Given request:
Please transcribe the listing below in full and word for word, without its pictures.

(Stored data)
####
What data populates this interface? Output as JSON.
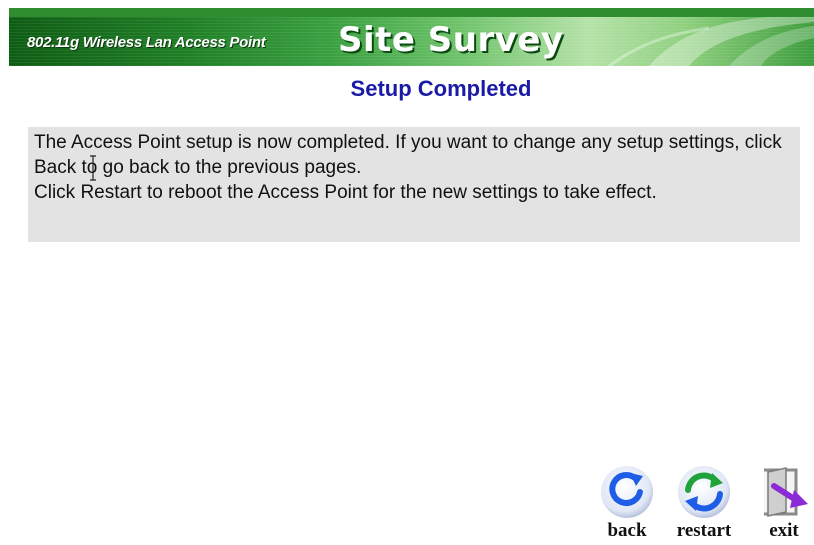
{
  "banner": {
    "subtitle": "802.11g Wireless Lan Access Point",
    "title": "Site Survey"
  },
  "heading": "Setup Completed",
  "message": {
    "line1": "The Access Point setup is now completed. If you want to change any setup settings, click Back to go back to the previous pages.",
    "line2": "Click Restart to reboot the Access Point for the new settings to take effect."
  },
  "nav": {
    "back_label": "back",
    "restart_label": "restart",
    "exit_label": "exit"
  },
  "colors": {
    "banner_dark": "#0e5c14",
    "banner_light": "#b5e2a8",
    "heading": "#1a1aa6",
    "message_bg": "#e3e3e3",
    "icon_blue": "#1e5ee6",
    "icon_green": "#1fa33a",
    "icon_purple": "#8a2bd6"
  },
  "icons": {
    "back": "back-arrow-circle-icon",
    "restart": "restart-cycle-icon",
    "exit": "exit-door-arrow-icon"
  }
}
####
Solved problem:
What data populates this interface? Output as JSON.
{
  "banner": {
    "subtitle": "802.11g Wireless Lan Access Point",
    "title": "Site Survey"
  },
  "heading": "Setup Completed",
  "message": {
    "line1": "The Access Point setup is now completed. If you want to change any setup settings, click Back to go back to the previous pages.",
    "line2": "Click Restart to reboot the Access Point for the new settings to take effect."
  },
  "nav": {
    "back_label": "back",
    "restart_label": "restart",
    "exit_label": "exit"
  },
  "colors": {
    "banner_dark": "#0e5c14",
    "banner_light": "#b5e2a8",
    "heading": "#1a1aa6",
    "message_bg": "#e3e3e3",
    "icon_blue": "#1e5ee6",
    "icon_green": "#1fa33a",
    "icon_purple": "#8a2bd6"
  },
  "icons": {
    "back": "back-arrow-circle-icon",
    "restart": "restart-cycle-icon",
    "exit": "exit-door-arrow-icon"
  }
}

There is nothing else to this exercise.